## Written request
Write out the whole listing again, exactly as given.

## Input for this task

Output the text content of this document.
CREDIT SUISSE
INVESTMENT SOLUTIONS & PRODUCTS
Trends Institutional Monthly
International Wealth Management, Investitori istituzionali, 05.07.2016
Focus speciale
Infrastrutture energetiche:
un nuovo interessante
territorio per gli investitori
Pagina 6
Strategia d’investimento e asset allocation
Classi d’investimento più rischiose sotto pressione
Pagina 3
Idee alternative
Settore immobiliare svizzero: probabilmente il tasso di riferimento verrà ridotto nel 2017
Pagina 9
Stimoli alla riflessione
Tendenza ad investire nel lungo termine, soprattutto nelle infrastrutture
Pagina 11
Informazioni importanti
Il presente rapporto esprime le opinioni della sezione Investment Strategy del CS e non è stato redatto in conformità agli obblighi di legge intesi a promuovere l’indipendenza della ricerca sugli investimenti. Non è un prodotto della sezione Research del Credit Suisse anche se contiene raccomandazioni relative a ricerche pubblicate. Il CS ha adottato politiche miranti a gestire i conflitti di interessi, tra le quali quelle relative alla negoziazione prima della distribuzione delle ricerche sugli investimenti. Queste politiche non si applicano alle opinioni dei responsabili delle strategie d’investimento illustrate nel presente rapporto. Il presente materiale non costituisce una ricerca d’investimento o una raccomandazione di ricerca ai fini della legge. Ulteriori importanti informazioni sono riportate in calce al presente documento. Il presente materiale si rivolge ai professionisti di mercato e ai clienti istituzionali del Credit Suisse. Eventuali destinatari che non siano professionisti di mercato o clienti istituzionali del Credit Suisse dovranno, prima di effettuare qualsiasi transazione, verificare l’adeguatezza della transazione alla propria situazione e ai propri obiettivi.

## Task answer
Output the text content of this document.
CREDIT SUISSE
INVESTMENT SOLUTIONS & PRODUCTS
Trends Institutional Monthly
International Wealth Management, Investitori istituzionali, 05.07.2016
Focus speciale
Infrastrutture energetiche:
un nuovo interessante
territorio per gli investitori
Pagina 6
Strategia d’investimento e asset allocation
Classi d’investimento più rischiose sotto pressione
Pagina 3
Idee alternative
Settore immobiliare svizzero: probabilmente il tasso di riferimento verrà ridotto nel 2017
Pagina 9
Stimoli alla riflessione
Tendenza ad investire nel lungo termine, soprattutto nelle infrastrutture
Pagina 11
Informazioni importanti
Il presente rapporto esprime le opinioni della sezione Investment Strategy del CS e non è stato redatto in conformità agli obblighi di legge intesi a promuovere l’indipendenza della ricerca sugli investimenti. Non è un prodotto della sezione Research del Credit Suisse anche se contiene raccomandazioni relative a ricerche pubblicate. Il CS ha adottato politiche miranti a gestire i conflitti di interessi, tra le quali quelle relative alla negoziazione prima della distribuzione delle ricerche sugli investimenti. Queste politiche non si applicano alle opinioni dei responsabili delle strategie d’investimento illustrate nel presente rapporto. Il presente materiale non costituisce una ricerca d’investimento o una raccomandazione di ricerca ai fini della legge. Ulteriori importanti informazioni sono riportate in calce al presente documento. Il presente materiale si rivolge ai professionisti di mercato e ai clienti istituzionali del Credit Suisse. Eventuali destinatari che non siano professionisti di mercato o clienti istituzionali del Credit Suisse dovranno, prima di effettuare qualsiasi transazione, verificare l’adeguatezza della transazione alla propria situazione e ai propri obiettivi.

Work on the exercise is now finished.